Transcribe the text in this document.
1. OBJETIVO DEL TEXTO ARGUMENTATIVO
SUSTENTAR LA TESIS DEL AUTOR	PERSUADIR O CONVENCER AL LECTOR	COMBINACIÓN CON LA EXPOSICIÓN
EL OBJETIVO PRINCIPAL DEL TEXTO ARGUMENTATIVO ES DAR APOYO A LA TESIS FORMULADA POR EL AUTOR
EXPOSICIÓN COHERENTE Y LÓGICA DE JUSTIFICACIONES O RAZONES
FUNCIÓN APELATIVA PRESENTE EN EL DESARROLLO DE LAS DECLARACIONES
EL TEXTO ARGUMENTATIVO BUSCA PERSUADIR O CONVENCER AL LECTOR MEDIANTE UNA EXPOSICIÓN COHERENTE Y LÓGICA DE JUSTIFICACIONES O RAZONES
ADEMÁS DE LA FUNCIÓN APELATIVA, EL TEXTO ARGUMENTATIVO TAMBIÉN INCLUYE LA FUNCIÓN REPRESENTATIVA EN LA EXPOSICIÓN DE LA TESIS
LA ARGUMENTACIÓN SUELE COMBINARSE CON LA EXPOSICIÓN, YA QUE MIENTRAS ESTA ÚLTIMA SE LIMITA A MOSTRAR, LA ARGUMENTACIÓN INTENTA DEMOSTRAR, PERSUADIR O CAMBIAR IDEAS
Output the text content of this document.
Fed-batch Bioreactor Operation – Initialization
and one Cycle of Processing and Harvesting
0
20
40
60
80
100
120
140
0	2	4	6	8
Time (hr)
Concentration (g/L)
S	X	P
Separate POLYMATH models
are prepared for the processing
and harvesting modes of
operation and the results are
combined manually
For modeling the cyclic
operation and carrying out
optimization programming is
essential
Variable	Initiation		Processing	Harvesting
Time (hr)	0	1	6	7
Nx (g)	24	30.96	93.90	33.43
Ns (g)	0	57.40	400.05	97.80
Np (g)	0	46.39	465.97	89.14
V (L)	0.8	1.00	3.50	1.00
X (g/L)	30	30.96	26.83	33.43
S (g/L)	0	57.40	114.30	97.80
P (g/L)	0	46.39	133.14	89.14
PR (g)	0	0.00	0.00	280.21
---
== Exercise details ==
Write out every line of the preceding listing that contains "document".

== Output of the exercise ==
Transcribe the text in this document.
Output the text content of this document.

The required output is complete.